(SHORT PROBLEM): Each record is to be printed again precisely as it reads.

------------------------------------------------------------

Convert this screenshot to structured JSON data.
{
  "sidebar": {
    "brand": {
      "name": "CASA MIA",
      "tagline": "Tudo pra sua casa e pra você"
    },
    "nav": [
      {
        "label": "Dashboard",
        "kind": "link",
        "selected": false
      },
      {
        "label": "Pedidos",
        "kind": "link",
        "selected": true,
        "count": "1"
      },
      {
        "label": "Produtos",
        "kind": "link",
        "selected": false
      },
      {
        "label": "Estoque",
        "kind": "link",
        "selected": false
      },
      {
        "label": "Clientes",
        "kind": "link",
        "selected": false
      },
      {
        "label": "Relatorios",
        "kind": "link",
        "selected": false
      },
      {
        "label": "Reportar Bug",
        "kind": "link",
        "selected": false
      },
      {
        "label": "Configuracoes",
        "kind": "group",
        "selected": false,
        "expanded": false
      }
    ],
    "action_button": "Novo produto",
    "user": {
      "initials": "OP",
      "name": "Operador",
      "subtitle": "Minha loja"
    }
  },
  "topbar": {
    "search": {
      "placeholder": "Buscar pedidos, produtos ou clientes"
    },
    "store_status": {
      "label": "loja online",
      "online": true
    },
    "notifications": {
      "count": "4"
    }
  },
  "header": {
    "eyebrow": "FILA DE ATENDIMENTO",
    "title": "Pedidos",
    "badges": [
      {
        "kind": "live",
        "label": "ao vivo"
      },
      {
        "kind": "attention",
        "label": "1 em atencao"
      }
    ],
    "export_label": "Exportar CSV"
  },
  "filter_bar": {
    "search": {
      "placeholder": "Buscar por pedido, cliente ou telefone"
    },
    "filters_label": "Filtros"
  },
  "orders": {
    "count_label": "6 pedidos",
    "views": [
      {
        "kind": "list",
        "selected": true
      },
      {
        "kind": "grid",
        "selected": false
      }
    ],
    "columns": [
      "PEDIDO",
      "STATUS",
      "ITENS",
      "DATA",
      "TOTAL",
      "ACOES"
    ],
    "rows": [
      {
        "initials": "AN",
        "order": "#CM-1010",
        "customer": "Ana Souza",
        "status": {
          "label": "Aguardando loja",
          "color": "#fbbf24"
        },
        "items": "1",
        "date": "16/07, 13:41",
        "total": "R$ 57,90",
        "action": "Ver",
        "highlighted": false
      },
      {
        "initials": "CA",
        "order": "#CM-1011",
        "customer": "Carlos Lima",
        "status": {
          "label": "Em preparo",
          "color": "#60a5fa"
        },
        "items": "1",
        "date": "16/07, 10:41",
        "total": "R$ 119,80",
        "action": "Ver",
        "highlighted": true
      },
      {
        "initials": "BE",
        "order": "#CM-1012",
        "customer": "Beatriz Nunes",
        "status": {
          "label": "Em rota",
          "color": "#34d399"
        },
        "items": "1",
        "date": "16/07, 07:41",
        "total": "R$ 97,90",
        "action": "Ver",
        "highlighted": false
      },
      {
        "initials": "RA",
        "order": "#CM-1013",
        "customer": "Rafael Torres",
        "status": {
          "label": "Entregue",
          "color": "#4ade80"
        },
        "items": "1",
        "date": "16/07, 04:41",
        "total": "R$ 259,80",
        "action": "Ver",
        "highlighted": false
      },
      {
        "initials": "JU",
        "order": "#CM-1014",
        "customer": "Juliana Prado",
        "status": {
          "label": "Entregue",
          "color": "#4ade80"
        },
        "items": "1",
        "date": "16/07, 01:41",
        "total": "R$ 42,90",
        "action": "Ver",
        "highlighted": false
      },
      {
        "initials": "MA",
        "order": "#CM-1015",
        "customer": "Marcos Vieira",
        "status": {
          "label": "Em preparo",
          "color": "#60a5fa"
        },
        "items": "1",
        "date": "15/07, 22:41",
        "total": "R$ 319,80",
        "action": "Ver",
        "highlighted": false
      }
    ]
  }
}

------------------------------------------------------------

(FINISHED TASK):
Convert this screenshot to structured JSON data.
{
  "sidebar": {
    "brand": {
      "name": "CASA MIA",
      "tagline": "Tudo pra sua casa e pra você"
    },
    "nav": [
      {
        "label": "Dashboard",
        "kind": "link",
        "selected": false
      },
      {
        "label": "Pedidos",
        "kind": "link",
        "selected": true,
        "count": "1"
      },
      {
        "label": "Produtos",
        "kind": "link",
        "selected": false
      },
      {
        "label": "Estoque",
        "kind": "link",
        "selected": false
      },
      {
        "label": "Clientes",
        "kind": "link",
        "selected": false
      },
      {
        "label": "Relatorios",
        "kind": "link",
        "selected": false
      },
      {
        "label": "Reportar Bug",
        "kind": "link",
        "selected": false
      },
      {
        "label": "Configuracoes",
        "kind": "group",
        "selected": false,
        "expanded": false
      }
    ],
    "action_button": "Novo produto",
    "user": {
      "initials": "OP",
      "name": "Operador",
      "subtitle": "Minha loja"
    }
  },
  "topbar": {
    "search": {
      "placeholder": "Buscar pedidos, produtos ou clientes"
    },
    "store_status": {
      "label": "loja online",
      "online": true
    },
    "notifications": {
      "count": "4"
    }
  },
  "header": {
    "eyebrow": "FILA DE ATENDIMENTO",
    "title": "Pedidos",
    "badges": [
      {
        "kind": "live",
        "label": "ao vivo"
      },
      {
        "kind": "attention",
        "label": "1 em atencao"
      }
    ],
    "export_label": "Exportar CSV"
  },
  "filter_bar": {
    "search": {
      "placeholder": "Buscar por pedido, cliente ou telefone"
    },
    "filters_label": "Filtros"
  },
  "orders": {
    "count_label": "6 pedidos",
    "views": [
      {
        "kind": "list",
        "selected": true
      },
      {
        "kind": "grid",
        "selected": false
      }
    ],
    "columns": [
      "PEDIDO",
      "STATUS",
      "ITENS",
      "DATA",
      "TOTAL",
      "ACOES"
    ],
    "rows": [
      {
        "initials": "AN",
        "order": "#CM-1010",
        "customer": "Ana Souza",
        "status": {
          "label": "Aguardando loja",
          "color": "#fbbf24"
        },
        "items": "1",
        "date": "16/07, 13:41",
        "total": "R$ 57,90",
        "action": "Ver",
        "highlighted": false
      },
      {
        "initials": "CA",
        "order": "#CM-1011",
        "customer": "Carlos Lima",
        "status": {
          "label": "Em preparo",
          "color": "#60a5fa"
        },
        "items": "1",
        "date": "16/07, 10:41",
        "total": "R$ 119,80",
        "action": "Ver",
        "highlighted": true
      },
      {
        "initials": "BE",
        "order": "#CM-1012",
        "customer": "Beatriz Nunes",
        "status": {
          "label": "Em rota",
          "color": "#34d399"
        },
        "items": "1",
        "date": "16/07, 07:41",
        "total": "R$ 97,90",
        "action": "Ver",
        "highlighted": false
      },
      {
        "initials": "RA",
        "order": "#CM-1013",
        "customer": "Rafael Torres",
        "status": {
          "label": "Entregue",
          "color": "#4ade80"
        },
        "items": "1",
        "date": "16/07, 04:41",
        "total": "R$ 259,80",
        "action": "Ver",
        "highlighted": false
      },
      {
        "initials": "JU",
        "order": "#CM-1014",
        "customer": "Juliana Prado",
        "status": {
          "label": "Entregue",
          "color": "#4ade80"
        },
        "items": "1",
        "date": "16/07, 01:41",
        "total": "R$ 42,90",
        "action": "Ver",
        "highlighted": false
      },
      {
        "initials": "MA",
        "order": "#CM-1015",
        "customer": "Marcos Vieira",
        "status": {
          "label": "Em preparo",
          "color": "#60a5fa"
        },
        "items": "1",
        "date": "15/07, 22:41",
        "total": "R$ 319,80",
        "action": "Ver",
        "highlighted": false
      }
    ]
  }
}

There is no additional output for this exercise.